#### INPUT MATERIAL:
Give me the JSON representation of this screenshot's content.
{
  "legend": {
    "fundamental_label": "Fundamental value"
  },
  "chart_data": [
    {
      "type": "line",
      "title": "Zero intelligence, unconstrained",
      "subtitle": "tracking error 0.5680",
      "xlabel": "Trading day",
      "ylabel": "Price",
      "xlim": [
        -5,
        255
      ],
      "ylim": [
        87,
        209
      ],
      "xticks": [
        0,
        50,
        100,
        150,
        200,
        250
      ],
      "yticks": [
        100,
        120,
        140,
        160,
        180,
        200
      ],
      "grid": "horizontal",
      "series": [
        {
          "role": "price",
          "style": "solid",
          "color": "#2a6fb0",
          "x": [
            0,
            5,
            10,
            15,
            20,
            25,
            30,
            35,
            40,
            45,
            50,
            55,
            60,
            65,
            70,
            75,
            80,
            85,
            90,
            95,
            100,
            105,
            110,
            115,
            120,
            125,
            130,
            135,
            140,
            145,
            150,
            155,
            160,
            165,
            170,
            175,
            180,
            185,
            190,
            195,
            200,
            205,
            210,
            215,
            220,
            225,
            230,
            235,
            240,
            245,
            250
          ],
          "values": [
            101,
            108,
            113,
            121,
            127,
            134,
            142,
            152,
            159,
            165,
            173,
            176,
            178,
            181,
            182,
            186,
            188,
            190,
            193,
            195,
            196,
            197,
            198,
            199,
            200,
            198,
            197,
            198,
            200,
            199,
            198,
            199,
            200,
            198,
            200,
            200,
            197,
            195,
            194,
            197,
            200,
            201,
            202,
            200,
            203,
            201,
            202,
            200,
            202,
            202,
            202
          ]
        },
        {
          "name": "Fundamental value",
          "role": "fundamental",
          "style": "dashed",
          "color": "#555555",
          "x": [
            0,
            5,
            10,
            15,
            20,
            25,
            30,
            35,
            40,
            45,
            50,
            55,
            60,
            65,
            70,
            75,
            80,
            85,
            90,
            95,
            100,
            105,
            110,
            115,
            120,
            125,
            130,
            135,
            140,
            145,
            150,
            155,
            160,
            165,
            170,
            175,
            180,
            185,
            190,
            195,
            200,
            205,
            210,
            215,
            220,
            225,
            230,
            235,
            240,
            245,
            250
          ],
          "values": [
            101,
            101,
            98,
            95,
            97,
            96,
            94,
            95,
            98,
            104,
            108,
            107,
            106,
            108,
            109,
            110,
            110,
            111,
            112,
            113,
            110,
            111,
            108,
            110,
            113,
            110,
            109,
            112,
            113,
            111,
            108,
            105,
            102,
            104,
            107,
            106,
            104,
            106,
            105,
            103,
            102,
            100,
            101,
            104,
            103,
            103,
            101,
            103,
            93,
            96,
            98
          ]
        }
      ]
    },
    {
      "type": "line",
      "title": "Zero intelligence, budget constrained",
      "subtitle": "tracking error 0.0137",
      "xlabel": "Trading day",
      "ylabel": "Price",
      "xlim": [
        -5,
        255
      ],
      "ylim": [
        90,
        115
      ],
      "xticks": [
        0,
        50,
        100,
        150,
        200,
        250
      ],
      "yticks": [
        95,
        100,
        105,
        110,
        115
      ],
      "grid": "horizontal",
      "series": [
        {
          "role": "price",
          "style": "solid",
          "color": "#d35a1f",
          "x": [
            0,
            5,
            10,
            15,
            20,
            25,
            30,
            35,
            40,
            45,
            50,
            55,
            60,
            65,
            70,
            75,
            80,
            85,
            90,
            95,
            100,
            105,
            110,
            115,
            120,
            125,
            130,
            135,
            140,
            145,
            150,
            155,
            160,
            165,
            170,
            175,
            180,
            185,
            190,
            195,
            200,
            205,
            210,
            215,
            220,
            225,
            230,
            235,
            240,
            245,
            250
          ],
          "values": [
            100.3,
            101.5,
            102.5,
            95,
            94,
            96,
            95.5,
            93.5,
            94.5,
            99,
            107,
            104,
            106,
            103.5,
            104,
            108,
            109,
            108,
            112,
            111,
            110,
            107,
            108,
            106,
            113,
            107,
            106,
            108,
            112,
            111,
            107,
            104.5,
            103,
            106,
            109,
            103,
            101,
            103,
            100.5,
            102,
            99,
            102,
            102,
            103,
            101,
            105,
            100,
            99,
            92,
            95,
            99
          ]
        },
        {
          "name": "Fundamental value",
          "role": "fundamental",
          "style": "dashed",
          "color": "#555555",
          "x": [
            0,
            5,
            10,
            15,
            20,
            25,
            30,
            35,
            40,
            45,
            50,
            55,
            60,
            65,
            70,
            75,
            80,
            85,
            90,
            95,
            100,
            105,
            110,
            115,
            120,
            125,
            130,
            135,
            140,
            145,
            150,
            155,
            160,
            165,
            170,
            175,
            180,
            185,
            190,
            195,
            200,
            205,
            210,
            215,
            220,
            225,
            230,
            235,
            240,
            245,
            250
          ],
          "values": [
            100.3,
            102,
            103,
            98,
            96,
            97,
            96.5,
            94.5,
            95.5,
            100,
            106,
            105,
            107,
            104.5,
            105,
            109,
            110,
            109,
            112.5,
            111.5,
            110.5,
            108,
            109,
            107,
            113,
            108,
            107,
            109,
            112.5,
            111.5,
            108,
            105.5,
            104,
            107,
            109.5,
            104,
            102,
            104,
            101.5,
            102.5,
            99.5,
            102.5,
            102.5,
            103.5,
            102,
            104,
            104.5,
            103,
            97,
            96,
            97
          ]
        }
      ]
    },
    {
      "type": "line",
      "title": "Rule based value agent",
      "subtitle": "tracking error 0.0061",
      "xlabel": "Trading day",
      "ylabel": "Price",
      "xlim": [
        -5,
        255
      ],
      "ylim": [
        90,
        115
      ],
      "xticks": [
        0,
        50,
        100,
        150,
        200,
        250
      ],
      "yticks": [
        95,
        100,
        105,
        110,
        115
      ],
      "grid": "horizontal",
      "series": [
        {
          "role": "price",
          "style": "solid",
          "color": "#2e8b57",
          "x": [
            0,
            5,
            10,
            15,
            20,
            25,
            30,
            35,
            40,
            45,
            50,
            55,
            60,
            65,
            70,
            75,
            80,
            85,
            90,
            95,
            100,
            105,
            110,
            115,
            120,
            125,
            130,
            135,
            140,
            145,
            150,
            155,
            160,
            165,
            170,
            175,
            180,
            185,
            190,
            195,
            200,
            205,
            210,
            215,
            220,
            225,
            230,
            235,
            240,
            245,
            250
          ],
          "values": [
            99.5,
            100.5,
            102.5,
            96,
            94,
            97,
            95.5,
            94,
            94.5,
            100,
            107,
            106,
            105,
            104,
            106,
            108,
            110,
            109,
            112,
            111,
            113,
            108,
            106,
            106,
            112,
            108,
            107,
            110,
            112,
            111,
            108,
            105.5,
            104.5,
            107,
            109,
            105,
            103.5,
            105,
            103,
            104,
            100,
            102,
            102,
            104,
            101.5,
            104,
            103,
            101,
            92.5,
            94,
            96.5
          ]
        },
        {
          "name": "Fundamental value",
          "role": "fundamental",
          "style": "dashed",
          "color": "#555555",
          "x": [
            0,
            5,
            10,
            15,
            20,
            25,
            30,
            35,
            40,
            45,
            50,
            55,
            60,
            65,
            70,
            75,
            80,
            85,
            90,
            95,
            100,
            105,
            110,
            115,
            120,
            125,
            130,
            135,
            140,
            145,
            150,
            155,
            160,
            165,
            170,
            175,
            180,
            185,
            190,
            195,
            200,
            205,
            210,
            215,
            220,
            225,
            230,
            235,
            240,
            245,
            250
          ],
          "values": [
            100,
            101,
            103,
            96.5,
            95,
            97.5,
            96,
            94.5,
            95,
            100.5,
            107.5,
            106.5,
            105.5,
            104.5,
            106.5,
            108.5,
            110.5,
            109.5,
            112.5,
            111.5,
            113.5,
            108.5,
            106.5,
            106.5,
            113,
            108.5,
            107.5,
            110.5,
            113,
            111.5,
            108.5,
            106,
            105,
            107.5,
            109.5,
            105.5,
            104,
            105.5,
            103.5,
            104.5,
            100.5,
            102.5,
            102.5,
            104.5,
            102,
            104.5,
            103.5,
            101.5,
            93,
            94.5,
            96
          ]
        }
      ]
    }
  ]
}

#### SHORT PROBLEM:
Show all lines from the records above where the word "error" occurs.

#### FULL OUTPUT:
      "subtitle": "tracking error 0.5680",
      "subtitle": "tracking error 0.0137",
      "subtitle": "tracking error 0.0061",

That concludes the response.